--- START OF Extracted information ---

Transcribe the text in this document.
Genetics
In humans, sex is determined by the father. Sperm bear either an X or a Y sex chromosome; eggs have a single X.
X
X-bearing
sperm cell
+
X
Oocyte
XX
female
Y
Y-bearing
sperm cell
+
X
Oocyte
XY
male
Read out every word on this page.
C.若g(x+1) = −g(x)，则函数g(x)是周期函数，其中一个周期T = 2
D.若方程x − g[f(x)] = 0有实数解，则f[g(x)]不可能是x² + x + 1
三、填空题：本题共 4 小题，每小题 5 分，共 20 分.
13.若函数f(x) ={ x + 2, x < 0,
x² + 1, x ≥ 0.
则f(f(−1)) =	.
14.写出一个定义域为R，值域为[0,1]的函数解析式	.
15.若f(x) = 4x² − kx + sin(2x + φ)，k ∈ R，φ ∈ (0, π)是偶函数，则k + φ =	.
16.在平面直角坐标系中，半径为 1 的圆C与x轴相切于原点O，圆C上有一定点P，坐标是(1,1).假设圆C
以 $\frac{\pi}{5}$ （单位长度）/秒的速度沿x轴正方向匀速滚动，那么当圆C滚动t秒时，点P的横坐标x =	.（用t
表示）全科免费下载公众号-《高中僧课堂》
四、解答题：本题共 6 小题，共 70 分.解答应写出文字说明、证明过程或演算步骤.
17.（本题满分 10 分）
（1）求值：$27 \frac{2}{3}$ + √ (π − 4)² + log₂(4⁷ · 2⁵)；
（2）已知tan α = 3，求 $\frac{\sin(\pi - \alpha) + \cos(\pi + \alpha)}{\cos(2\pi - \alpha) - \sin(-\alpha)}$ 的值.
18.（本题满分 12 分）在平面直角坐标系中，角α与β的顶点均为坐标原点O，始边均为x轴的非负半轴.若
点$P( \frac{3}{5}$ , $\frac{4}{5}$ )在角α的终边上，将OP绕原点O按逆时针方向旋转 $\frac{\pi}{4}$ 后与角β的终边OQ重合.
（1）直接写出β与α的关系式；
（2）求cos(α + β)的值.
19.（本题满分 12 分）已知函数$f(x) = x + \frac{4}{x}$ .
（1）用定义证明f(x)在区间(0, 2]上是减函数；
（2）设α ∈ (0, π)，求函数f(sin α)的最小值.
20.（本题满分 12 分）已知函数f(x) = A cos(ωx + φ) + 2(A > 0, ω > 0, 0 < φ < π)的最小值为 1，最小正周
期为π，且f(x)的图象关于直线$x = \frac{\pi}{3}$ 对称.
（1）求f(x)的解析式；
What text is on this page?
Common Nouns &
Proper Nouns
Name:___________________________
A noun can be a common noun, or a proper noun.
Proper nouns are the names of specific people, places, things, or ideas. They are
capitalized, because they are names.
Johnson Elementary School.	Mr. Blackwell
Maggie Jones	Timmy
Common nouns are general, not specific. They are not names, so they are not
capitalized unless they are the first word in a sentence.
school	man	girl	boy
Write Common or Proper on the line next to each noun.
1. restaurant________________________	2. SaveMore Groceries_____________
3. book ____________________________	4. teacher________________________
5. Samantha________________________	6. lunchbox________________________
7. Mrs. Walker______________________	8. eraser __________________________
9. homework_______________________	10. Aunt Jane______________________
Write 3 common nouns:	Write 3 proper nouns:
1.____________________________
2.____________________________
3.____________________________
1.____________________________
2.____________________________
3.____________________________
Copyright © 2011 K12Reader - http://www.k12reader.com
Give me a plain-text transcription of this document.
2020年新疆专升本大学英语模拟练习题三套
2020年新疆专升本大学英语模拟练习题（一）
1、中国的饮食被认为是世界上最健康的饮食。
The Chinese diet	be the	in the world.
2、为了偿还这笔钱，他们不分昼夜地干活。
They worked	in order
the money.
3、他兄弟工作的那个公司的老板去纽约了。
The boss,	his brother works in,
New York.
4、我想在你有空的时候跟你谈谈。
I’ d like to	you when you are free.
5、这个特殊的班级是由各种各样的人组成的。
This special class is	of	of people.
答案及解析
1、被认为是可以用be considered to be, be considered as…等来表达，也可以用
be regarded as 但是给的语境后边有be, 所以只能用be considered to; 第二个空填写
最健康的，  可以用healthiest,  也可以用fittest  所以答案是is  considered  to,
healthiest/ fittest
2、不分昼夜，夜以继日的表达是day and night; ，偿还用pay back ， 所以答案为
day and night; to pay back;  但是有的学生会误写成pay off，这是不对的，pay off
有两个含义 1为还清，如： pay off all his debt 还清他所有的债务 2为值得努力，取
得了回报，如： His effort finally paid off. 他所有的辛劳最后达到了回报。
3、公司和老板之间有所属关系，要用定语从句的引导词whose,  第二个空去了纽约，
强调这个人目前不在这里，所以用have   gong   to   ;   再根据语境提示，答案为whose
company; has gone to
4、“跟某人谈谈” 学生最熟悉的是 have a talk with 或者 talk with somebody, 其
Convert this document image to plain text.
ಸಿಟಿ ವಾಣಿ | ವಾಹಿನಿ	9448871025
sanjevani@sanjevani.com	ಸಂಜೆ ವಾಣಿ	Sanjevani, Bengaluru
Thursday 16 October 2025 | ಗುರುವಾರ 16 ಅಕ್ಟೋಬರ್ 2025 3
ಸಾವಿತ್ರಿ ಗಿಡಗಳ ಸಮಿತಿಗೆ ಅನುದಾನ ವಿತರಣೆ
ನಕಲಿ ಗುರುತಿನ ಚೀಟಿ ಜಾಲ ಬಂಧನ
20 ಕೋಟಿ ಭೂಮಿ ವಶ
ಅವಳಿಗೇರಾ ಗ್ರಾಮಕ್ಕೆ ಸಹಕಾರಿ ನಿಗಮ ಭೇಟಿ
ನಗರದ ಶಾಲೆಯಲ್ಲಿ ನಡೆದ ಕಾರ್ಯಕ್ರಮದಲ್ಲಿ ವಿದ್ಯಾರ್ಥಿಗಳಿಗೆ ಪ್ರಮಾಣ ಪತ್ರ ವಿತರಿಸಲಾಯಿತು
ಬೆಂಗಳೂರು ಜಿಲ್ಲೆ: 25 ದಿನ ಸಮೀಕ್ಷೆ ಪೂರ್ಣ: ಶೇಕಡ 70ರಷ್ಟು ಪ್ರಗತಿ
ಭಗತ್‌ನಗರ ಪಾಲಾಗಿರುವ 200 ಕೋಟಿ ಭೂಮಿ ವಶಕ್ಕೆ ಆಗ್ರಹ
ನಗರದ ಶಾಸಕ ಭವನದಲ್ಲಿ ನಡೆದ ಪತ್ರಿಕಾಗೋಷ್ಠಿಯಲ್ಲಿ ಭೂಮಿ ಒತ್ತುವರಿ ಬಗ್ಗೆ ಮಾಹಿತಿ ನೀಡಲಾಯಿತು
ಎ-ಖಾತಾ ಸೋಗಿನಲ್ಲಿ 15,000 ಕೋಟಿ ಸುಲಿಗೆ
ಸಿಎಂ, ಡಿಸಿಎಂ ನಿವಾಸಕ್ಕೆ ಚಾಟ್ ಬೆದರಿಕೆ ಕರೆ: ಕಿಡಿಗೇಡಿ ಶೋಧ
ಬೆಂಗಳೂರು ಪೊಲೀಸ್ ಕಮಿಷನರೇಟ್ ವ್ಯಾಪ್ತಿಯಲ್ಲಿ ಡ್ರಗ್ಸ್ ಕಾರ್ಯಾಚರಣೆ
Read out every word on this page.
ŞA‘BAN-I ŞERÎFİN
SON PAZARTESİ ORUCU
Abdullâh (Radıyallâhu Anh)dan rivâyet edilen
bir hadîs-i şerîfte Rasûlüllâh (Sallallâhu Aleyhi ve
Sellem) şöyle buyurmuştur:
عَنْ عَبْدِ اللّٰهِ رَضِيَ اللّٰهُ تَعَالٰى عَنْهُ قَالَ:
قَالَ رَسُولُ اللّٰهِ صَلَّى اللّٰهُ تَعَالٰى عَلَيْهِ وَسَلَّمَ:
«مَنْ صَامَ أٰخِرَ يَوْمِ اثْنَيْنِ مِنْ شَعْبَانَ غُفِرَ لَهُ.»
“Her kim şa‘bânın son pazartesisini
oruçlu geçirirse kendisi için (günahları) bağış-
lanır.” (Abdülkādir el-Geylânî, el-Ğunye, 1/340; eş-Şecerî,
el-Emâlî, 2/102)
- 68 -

--- END OF Extracted information ---

- _Task to complete_
Quote, word for word, every line starting at the one that contains "Convert this document image to plain text." and ending with the final line of the entries.

- _Exercise solution_
Convert this document image to plain text.
ಸಿಟಿ ವಾಣಿ | ವಾಹಿನಿ	9448871025
sanjevani@sanjevani.com	ಸಂಜೆ ವಾಣಿ	Sanjevani, Bengaluru
Thursday 16 October 2025 | ಗುರುವಾರ 16 ಅಕ್ಟೋಬರ್ 2025 3
ಸಾವಿತ್ರಿ ಗಿಡಗಳ ಸಮಿತಿಗೆ ಅನುದಾನ ವಿತರಣೆ
ನಕಲಿ ಗುರುತಿನ ಚೀಟಿ ಜಾಲ ಬಂಧನ
20 ಕೋಟಿ ಭೂಮಿ ವಶ
ಅವಳಿಗೇರಾ ಗ್ರಾಮಕ್ಕೆ ಸಹಕಾರಿ ನಿಗಮ ಭೇಟಿ
ನಗರದ ಶಾಲೆಯಲ್ಲಿ ನಡೆದ ಕಾರ್ಯಕ್ರಮದಲ್ಲಿ ವಿದ್ಯಾರ್ಥಿಗಳಿಗೆ ಪ್ರಮಾಣ ಪತ್ರ ವಿತರಿಸಲಾಯಿತು
ಬೆಂಗಳೂರು ಜಿಲ್ಲೆ: 25 ದಿನ ಸಮೀಕ್ಷೆ ಪೂರ್ಣ: ಶೇಕಡ 70ರಷ್ಟು ಪ್ರಗತಿ
ಭಗತ್‌ನಗರ ಪಾಲಾಗಿರುವ 200 ಕೋಟಿ ಭೂಮಿ ವಶಕ್ಕೆ ಆಗ್ರಹ
ನಗರದ ಶಾಸಕ ಭವನದಲ್ಲಿ ನಡೆದ ಪತ್ರಿಕಾಗೋಷ್ಠಿಯಲ್ಲಿ ಭೂಮಿ ಒತ್ತುವರಿ ಬಗ್ಗೆ ಮಾಹಿತಿ ನೀಡಲಾಯಿತು
ಎ-ಖಾತಾ ಸೋಗಿನಲ್ಲಿ 15,000 ಕೋಟಿ ಸುಲಿಗೆ
ಸಿಎಂ, ಡಿಸಿಎಂ ನಿವಾಸಕ್ಕೆ ಚಾಟ್ ಬೆದರಿಕೆ ಕರೆ: ಕಿಡಿಗೇಡಿ ಶೋಧ
ಬೆಂಗಳೂರು ಪೊಲೀಸ್ ಕಮಿಷನರೇಟ್ ವ್ಯಾಪ್ತಿಯಲ್ಲಿ ಡ್ರಗ್ಸ್ ಕಾರ್ಯಾಚರಣೆ
Read out every word on this page.
ŞA‘BAN-I ŞERÎFİN
SON PAZARTESİ ORUCU
Abdullâh (Radıyallâhu Anh)dan rivâyet edilen
bir hadîs-i şerîfte Rasûlüllâh (Sallallâhu Aleyhi ve
Sellem) şöyle buyurmuştur:
عَنْ عَبْدِ اللّٰهِ رَضِيَ اللّٰهُ تَعَالٰى عَنْهُ قَالَ:
قَالَ رَسُولُ اللّٰهِ صَلَّى اللّٰهُ تَعَالٰى عَلَيْهِ وَسَلَّمَ:
«مَنْ صَامَ أٰخِرَ يَوْمِ اثْنَيْنِ مِنْ شَعْبَانَ غُفِرَ لَهُ.»
“Her kim şa‘bânın son pazartesisini
oruçlu geçirirse kendisi için (günahları) bağış-
lanır.” (Abdülkādir el-Geylânî, el-Ğunye, 1/340; eş-Şecerî,
el-Emâlî, 2/102)
- 68 -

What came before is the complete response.